**Set problem**
Give only the number of lines in the records below that contain the word "производительность".

##########

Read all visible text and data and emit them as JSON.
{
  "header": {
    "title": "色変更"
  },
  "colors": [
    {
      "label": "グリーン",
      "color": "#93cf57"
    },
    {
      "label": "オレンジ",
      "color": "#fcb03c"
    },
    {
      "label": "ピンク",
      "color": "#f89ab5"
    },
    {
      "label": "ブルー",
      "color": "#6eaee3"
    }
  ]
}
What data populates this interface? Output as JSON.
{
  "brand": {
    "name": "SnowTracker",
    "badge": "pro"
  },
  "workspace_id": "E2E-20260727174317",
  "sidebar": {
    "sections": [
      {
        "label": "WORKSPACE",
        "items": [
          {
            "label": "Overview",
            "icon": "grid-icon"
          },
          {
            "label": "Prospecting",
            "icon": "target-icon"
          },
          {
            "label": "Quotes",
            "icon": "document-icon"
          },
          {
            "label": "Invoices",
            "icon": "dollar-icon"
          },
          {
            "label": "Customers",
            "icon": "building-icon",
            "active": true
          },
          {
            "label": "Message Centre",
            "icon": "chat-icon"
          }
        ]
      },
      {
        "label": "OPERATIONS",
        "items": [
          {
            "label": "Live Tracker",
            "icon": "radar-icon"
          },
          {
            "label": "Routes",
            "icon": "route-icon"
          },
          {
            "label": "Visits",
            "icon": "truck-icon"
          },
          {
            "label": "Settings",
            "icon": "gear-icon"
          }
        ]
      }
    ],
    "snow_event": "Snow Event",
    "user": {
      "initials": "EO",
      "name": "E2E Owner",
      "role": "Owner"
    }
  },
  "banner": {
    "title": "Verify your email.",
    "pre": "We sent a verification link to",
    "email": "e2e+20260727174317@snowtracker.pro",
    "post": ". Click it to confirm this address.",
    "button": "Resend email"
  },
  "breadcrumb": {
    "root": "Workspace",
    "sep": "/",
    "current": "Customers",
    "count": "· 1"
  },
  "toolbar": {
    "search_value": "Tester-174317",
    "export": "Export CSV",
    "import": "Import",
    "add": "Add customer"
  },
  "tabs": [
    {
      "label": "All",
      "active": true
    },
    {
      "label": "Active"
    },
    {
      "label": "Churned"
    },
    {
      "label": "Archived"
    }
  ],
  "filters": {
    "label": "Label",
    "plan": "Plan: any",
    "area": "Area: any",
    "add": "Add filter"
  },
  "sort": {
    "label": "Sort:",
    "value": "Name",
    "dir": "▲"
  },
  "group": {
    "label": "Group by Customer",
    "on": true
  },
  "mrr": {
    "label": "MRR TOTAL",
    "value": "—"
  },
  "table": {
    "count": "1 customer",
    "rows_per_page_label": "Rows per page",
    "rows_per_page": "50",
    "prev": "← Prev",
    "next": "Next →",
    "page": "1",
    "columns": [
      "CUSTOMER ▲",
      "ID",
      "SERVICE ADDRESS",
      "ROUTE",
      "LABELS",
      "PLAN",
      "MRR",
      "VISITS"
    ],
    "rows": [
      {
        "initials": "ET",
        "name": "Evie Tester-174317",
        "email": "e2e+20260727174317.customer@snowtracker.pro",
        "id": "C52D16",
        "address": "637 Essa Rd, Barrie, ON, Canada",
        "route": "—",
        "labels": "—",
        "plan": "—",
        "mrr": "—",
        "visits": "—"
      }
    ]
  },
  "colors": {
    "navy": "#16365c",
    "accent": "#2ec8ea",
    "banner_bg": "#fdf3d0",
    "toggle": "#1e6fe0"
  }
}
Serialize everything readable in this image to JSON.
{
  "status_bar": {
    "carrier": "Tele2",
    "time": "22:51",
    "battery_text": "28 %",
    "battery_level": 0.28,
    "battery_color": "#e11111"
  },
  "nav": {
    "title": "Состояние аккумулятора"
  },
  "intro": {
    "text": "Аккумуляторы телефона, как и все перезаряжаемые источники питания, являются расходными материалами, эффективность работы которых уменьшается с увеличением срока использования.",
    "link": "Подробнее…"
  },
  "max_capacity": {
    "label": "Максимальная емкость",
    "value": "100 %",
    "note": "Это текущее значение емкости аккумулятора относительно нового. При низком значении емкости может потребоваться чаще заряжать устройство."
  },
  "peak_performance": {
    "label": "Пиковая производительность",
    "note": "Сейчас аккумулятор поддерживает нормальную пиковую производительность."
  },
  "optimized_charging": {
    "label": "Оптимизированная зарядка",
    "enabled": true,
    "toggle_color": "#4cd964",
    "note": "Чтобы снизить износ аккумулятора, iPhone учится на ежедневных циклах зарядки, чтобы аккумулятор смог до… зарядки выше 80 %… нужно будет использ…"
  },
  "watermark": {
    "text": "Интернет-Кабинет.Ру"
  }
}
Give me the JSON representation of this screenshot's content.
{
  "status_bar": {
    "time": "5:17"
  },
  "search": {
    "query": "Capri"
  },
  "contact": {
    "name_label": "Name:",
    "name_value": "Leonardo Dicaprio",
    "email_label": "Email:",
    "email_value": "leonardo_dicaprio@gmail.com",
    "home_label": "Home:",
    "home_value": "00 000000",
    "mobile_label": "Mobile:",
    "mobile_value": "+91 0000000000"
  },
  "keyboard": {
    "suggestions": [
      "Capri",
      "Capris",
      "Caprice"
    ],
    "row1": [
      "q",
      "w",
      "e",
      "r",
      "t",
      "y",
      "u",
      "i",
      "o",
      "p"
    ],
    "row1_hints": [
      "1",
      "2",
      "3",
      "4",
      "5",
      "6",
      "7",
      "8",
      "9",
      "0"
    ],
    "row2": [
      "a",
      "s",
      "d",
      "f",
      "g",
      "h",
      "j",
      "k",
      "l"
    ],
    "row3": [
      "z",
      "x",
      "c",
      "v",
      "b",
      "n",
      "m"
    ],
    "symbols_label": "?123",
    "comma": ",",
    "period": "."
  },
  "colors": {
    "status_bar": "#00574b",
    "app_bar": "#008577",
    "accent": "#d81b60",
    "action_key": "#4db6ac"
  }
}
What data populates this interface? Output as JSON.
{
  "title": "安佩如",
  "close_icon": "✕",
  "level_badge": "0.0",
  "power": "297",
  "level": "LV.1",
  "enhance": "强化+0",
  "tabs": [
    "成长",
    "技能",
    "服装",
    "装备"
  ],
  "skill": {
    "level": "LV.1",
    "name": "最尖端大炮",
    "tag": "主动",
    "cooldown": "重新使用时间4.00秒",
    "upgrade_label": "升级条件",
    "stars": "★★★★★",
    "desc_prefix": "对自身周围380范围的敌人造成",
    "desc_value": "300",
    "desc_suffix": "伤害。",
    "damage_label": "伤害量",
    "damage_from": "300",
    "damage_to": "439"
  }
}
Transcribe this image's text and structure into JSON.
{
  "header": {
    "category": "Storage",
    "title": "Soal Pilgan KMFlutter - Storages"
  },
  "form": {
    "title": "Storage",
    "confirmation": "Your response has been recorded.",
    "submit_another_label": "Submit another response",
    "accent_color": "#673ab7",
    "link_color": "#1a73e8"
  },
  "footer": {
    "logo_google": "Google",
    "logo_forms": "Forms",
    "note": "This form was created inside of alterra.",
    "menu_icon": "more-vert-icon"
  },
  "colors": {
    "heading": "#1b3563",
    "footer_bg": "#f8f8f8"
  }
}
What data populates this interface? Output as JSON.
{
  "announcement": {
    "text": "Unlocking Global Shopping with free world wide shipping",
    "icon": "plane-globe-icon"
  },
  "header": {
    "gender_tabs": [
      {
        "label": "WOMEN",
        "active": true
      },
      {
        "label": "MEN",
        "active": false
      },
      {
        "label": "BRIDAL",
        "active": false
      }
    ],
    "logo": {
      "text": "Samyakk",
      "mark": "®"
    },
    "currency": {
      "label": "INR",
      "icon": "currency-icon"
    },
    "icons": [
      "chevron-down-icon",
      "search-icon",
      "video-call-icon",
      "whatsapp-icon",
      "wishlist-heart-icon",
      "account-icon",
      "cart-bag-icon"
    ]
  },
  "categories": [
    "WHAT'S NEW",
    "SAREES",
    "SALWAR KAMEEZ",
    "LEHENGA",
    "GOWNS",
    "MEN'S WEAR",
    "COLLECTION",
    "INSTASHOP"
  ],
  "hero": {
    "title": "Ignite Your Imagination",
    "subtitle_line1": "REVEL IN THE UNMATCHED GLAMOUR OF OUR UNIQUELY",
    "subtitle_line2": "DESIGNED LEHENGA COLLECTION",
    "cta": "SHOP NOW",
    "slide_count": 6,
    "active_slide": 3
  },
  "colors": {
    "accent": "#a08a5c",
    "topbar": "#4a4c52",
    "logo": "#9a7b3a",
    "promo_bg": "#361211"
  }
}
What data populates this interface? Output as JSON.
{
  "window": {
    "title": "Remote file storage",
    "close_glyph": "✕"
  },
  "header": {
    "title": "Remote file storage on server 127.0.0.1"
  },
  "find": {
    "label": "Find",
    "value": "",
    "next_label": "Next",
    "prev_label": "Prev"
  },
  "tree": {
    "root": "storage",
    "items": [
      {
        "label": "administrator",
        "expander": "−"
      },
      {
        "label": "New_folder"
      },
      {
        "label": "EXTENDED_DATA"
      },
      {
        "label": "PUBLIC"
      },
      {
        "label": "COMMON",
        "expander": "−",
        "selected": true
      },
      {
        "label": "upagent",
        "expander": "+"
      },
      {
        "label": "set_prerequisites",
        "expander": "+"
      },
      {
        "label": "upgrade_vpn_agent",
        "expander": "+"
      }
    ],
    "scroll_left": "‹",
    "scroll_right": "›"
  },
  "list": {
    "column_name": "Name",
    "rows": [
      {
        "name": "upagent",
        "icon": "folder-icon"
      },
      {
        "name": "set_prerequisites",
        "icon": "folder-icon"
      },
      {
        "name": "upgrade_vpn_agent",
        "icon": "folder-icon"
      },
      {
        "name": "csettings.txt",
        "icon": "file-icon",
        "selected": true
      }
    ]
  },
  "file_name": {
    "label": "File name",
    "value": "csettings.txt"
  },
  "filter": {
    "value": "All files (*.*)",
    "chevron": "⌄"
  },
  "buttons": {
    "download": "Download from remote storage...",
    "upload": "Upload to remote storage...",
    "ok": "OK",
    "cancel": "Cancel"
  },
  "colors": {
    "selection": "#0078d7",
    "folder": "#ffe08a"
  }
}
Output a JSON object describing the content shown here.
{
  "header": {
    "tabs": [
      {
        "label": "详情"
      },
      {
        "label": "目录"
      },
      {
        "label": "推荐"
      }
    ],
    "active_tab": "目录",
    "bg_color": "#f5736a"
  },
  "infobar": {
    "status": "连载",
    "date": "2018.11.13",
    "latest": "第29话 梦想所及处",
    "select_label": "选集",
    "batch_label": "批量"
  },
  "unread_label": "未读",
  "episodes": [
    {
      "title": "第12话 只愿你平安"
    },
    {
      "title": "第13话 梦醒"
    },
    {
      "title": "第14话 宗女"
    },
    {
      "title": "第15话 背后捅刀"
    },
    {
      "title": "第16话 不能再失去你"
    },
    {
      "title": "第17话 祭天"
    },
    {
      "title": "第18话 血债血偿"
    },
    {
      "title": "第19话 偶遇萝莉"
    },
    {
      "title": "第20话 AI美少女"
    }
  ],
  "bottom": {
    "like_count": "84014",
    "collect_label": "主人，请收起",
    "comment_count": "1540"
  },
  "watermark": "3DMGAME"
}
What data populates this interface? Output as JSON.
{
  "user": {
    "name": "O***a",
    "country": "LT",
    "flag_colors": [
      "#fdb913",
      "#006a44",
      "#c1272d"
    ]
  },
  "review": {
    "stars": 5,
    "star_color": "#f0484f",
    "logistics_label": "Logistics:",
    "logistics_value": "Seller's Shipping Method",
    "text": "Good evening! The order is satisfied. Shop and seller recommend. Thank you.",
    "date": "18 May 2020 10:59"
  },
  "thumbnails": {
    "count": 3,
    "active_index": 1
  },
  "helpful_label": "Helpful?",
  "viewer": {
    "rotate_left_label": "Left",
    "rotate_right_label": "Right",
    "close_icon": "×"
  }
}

##########

**Solution**
2